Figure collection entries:
━━━━━━━━━━━━━━━━━━━━
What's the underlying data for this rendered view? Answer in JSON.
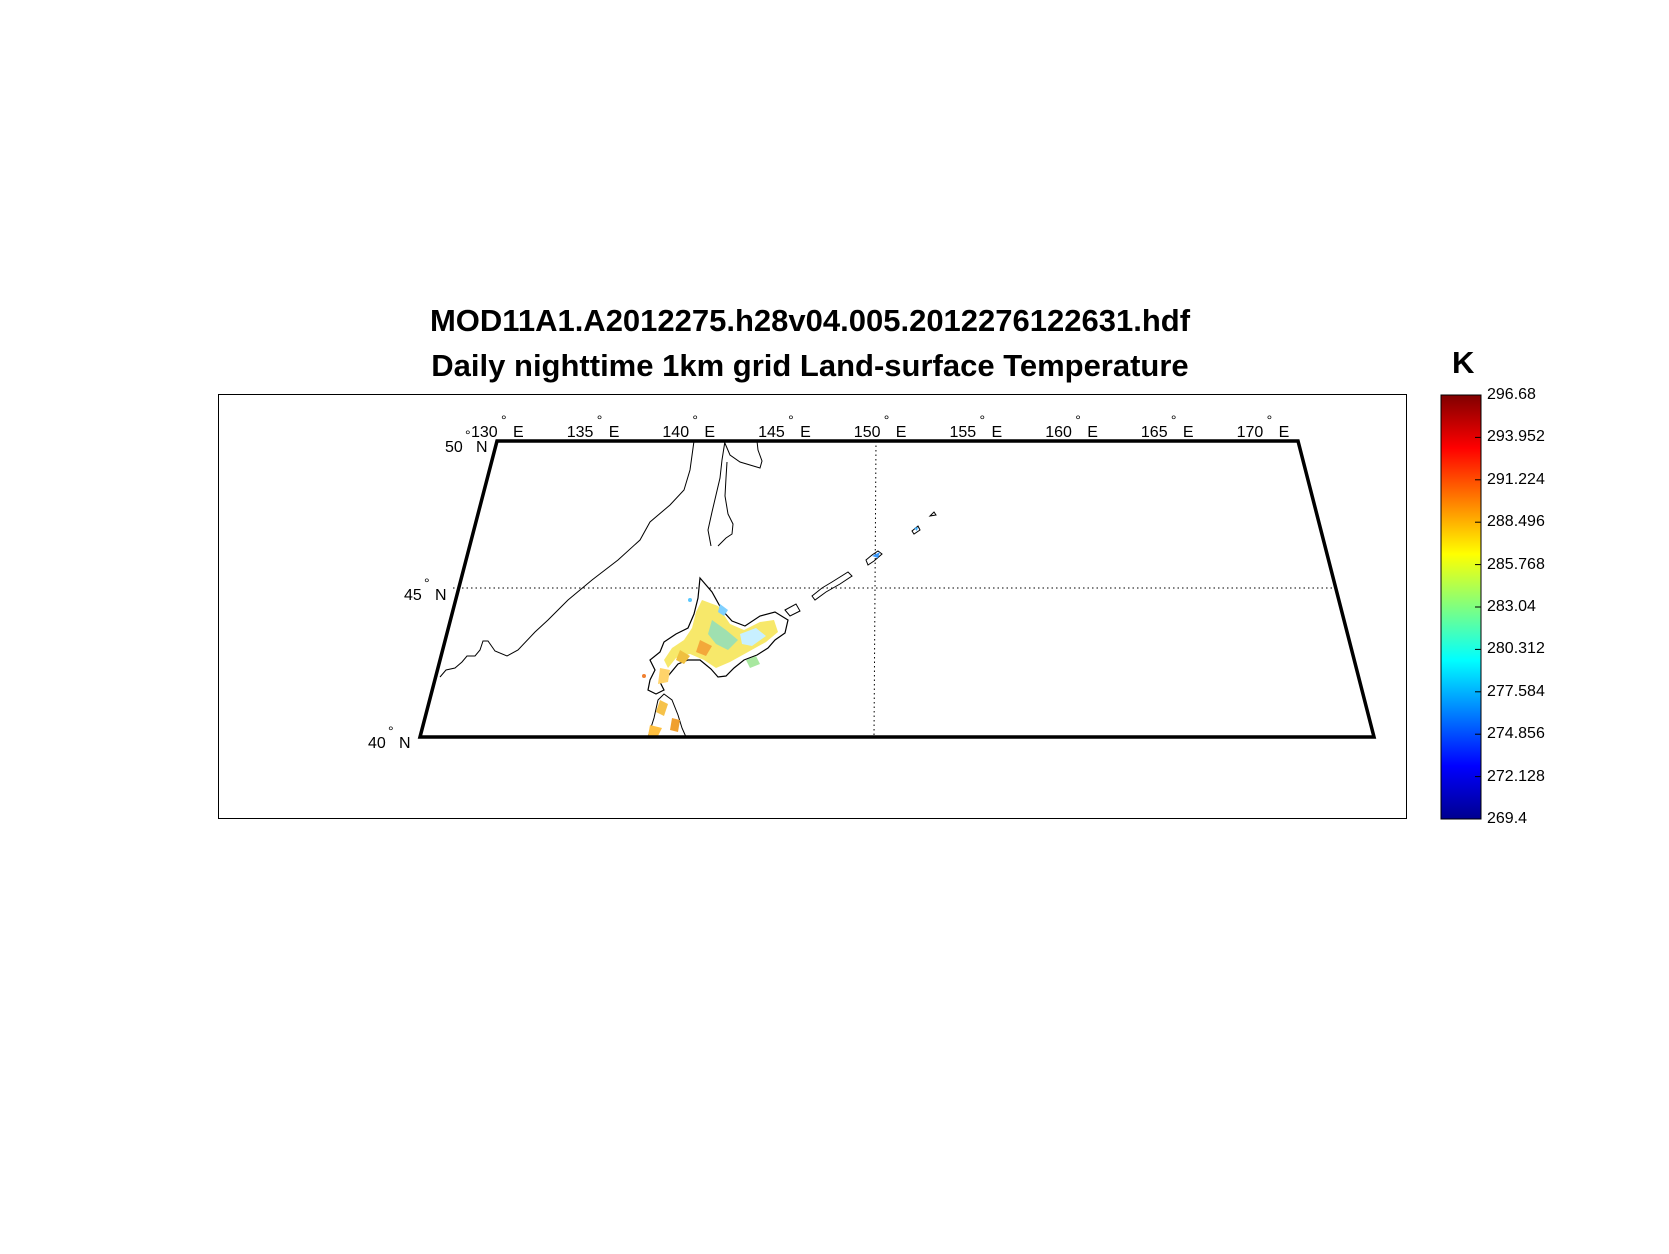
{
  "title": {
    "line1": "MOD11A1.A2012275.h28v04.005.2012276122631.hdf",
    "line2": "Daily nighttime 1km grid Land-surface Temperature"
  },
  "map": {
    "lon_range": [
      130,
      175
    ],
    "lat_range": [
      40,
      50
    ],
    "lon_labels": [
      {
        "lon": 130,
        "text": "130"
      },
      {
        "lon": 135,
        "text": "135"
      },
      {
        "lon": 140,
        "text": "140"
      },
      {
        "lon": 145,
        "text": "145"
      },
      {
        "lon": 150,
        "text": "150"
      },
      {
        "lon": 155,
        "text": "155"
      },
      {
        "lon": 160,
        "text": "160"
      },
      {
        "lon": 165,
        "text": "165"
      },
      {
        "lon": 170,
        "text": "170"
      }
    ],
    "lat_labels": [
      {
        "lat": 50,
        "text": "50"
      },
      {
        "lat": 45,
        "text": "45"
      },
      {
        "lat": 40,
        "text": "40"
      }
    ],
    "east_suffix": "E",
    "north_suffix": "N",
    "gridlines": {
      "lon": 150,
      "lat": 45,
      "style": "dotted"
    }
  },
  "colorbar": {
    "unit": "K",
    "min": 269.4,
    "max": 296.68,
    "ticks": [
      "296.68",
      "293.952",
      "291.224",
      "288.496",
      "285.768",
      "283.04",
      "280.312",
      "277.584",
      "274.856",
      "272.128",
      "269.4"
    ],
    "colormap": "jet"
  }
}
━━━━━━━━━━━━━━━━━━━━
Exercise description:
Make an exact copy of every record, pictures excluded.

Result of this task:
What's the underlying data for this rendered view? Answer in JSON.
{
  "title": {
    "line1": "MOD11A1.A2012275.h28v04.005.2012276122631.hdf",
    "line2": "Daily nighttime 1km grid Land-surface Temperature"
  },
  "map": {
    "lon_range": [
      130,
      175
    ],
    "lat_range": [
      40,
      50
    ],
    "lon_labels": [
      {
        "lon": 130,
        "text": "130"
      },
      {
        "lon": 135,
        "text": "135"
      },
      {
        "lon": 140,
        "text": "140"
      },
      {
        "lon": 145,
        "text": "145"
      },
      {
        "lon": 150,
        "text": "150"
      },
      {
        "lon": 155,
        "text": "155"
      },
      {
        "lon": 160,
        "text": "160"
      },
      {
        "lon": 165,
        "text": "165"
      },
      {
        "lon": 170,
        "text": "170"
      }
    ],
    "lat_labels": [
      {
        "lat": 50,
        "text": "50"
      },
      {
        "lat": 45,
        "text": "45"
      },
      {
        "lat": 40,
        "text": "40"
      }
    ],
    "east_suffix": "E",
    "north_suffix": "N",
    "gridlines": {
      "lon": 150,
      "lat": 45,
      "style": "dotted"
    }
  },
  "colorbar": {
    "unit": "K",
    "min": 269.4,
    "max": 296.68,
    "ticks": [
      "296.68",
      "293.952",
      "291.224",
      "288.496",
      "285.768",
      "283.04",
      "280.312",
      "277.584",
      "274.856",
      "272.128",
      "269.4"
    ],
    "colormap": "jet"
  }
}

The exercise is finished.